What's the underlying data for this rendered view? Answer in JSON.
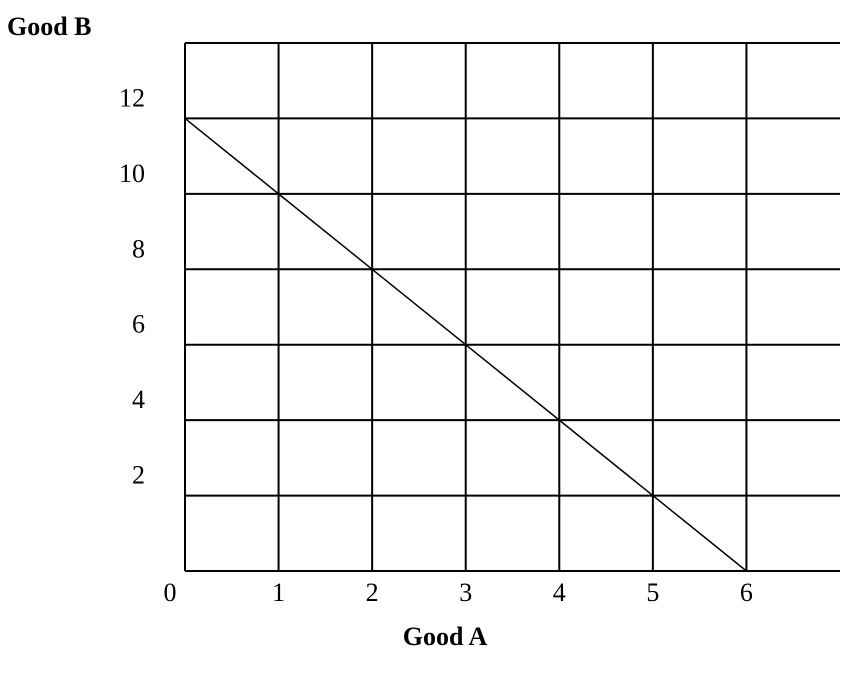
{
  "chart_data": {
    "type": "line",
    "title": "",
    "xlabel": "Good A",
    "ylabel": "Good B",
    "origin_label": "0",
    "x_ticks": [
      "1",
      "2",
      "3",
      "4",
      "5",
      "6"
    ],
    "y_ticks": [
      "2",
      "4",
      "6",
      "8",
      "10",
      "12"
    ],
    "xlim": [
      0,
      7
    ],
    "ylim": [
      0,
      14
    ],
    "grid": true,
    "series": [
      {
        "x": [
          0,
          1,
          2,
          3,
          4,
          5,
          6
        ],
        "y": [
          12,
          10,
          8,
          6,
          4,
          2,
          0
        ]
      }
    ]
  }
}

· · ·

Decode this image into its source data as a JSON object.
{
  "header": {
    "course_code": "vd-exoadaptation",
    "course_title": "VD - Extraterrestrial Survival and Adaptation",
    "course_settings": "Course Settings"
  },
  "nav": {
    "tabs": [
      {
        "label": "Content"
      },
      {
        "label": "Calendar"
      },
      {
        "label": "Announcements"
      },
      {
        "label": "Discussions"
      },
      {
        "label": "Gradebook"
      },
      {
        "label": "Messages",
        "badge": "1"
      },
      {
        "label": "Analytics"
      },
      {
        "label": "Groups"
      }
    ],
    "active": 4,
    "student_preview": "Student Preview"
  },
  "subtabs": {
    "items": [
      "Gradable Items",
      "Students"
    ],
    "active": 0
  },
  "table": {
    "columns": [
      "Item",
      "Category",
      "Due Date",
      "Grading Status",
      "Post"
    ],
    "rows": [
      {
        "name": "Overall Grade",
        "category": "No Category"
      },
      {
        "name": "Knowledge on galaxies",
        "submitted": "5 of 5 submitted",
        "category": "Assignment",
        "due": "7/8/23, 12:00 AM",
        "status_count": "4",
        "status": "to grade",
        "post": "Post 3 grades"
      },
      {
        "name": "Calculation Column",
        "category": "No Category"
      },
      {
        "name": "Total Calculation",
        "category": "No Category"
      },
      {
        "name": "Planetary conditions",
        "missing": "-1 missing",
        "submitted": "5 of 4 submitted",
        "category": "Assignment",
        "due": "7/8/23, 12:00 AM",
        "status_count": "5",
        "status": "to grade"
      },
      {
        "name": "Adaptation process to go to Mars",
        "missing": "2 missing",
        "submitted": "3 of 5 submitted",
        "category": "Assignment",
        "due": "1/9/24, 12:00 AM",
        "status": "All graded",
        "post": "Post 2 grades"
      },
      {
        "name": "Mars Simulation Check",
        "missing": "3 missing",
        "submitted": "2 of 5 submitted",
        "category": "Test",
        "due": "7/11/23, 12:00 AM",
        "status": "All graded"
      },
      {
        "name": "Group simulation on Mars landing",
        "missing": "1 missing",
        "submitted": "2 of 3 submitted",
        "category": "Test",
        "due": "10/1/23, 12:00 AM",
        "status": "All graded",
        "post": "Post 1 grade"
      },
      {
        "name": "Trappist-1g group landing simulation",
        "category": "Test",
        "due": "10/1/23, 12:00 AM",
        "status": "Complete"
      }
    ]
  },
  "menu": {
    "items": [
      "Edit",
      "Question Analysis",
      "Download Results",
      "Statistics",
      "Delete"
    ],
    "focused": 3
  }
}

· · ·

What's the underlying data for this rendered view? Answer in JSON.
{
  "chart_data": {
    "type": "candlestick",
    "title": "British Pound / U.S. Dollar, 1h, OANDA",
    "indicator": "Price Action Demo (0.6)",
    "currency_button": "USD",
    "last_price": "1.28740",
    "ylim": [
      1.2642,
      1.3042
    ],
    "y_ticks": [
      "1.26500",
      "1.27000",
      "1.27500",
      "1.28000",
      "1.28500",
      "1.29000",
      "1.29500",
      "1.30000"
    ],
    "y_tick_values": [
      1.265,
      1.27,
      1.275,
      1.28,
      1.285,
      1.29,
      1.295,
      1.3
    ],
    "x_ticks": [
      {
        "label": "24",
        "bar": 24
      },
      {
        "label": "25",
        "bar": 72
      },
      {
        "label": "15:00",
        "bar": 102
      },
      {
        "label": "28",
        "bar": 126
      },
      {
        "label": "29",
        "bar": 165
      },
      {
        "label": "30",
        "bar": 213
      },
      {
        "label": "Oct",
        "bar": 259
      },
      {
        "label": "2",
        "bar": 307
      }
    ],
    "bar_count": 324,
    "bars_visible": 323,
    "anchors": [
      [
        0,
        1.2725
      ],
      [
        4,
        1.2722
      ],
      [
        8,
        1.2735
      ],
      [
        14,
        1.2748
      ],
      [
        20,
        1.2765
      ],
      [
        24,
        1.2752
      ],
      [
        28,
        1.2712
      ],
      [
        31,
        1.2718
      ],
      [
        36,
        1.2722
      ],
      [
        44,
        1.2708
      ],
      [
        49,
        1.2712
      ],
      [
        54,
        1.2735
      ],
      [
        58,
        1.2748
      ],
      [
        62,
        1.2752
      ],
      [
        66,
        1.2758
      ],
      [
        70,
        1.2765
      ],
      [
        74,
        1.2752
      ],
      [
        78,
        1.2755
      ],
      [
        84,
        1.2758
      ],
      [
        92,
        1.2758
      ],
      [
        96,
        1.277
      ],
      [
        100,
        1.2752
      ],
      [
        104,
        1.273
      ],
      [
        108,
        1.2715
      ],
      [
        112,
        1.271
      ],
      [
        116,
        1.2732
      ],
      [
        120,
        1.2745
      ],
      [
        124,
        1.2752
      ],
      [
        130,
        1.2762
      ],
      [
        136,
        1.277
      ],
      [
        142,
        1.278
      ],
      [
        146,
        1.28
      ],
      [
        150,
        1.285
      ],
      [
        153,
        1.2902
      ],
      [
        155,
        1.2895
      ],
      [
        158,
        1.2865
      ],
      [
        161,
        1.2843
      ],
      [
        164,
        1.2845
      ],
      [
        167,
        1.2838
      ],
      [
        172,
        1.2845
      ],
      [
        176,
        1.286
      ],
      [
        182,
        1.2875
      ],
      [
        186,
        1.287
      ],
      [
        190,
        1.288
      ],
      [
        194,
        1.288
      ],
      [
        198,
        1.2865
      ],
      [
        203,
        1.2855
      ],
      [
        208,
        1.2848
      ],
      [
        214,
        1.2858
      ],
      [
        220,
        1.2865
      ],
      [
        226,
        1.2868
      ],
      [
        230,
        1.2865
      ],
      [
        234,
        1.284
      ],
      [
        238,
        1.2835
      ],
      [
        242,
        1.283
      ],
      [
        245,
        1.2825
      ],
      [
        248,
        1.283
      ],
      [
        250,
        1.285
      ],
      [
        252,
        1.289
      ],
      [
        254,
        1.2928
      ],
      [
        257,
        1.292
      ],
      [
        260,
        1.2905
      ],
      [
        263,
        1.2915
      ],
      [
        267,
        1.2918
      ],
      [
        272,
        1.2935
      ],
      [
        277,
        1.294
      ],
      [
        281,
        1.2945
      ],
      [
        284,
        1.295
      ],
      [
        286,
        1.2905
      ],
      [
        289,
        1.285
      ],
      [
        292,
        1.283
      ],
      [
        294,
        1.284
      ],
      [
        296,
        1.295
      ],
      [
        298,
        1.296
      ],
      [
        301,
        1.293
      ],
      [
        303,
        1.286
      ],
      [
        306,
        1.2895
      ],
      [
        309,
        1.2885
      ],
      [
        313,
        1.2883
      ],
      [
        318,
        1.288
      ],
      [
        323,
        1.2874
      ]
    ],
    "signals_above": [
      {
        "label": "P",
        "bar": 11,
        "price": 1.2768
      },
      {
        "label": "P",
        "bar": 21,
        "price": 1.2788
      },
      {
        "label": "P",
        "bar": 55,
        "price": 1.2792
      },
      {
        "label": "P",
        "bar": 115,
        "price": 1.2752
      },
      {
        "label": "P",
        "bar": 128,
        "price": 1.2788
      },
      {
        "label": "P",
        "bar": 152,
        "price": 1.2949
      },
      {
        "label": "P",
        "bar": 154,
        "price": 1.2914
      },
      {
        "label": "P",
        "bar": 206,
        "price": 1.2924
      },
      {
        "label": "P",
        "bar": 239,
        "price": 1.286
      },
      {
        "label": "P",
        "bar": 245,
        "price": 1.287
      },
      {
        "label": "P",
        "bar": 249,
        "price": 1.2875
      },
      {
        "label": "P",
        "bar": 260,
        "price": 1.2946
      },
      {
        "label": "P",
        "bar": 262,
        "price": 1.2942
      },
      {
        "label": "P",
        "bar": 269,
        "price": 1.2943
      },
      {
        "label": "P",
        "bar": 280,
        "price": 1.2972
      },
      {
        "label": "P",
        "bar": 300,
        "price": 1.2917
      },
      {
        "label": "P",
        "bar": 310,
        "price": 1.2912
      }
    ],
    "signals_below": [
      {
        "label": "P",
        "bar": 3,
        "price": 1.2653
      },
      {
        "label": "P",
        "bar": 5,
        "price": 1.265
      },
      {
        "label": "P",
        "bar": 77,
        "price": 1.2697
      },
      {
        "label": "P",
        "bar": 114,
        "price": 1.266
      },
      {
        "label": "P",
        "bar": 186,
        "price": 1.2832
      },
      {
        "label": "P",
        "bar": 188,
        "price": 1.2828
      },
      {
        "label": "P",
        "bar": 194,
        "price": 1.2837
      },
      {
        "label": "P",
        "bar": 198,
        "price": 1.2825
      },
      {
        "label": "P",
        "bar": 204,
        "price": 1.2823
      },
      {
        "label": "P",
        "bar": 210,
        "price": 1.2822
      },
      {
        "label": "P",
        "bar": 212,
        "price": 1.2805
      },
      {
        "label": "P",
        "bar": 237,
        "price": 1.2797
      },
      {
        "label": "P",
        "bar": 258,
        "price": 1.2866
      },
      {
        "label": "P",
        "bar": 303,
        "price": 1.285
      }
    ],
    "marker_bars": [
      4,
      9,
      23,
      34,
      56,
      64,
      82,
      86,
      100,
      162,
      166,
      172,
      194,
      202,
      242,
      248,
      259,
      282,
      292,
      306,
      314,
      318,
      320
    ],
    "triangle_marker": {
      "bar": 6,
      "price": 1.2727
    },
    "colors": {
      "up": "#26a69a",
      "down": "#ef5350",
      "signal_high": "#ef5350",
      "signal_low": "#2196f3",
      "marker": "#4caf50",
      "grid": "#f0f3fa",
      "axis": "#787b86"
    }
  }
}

· · ·

[TASK INSTRUCTIONS]:
Pick out and copy every line that contains the word "missing".

[WRITTEN ANSWER]:
        "missing": "-1 missing",
        "missing": "2 missing",
        "missing": "3 missing",
        "missing": "1 missing",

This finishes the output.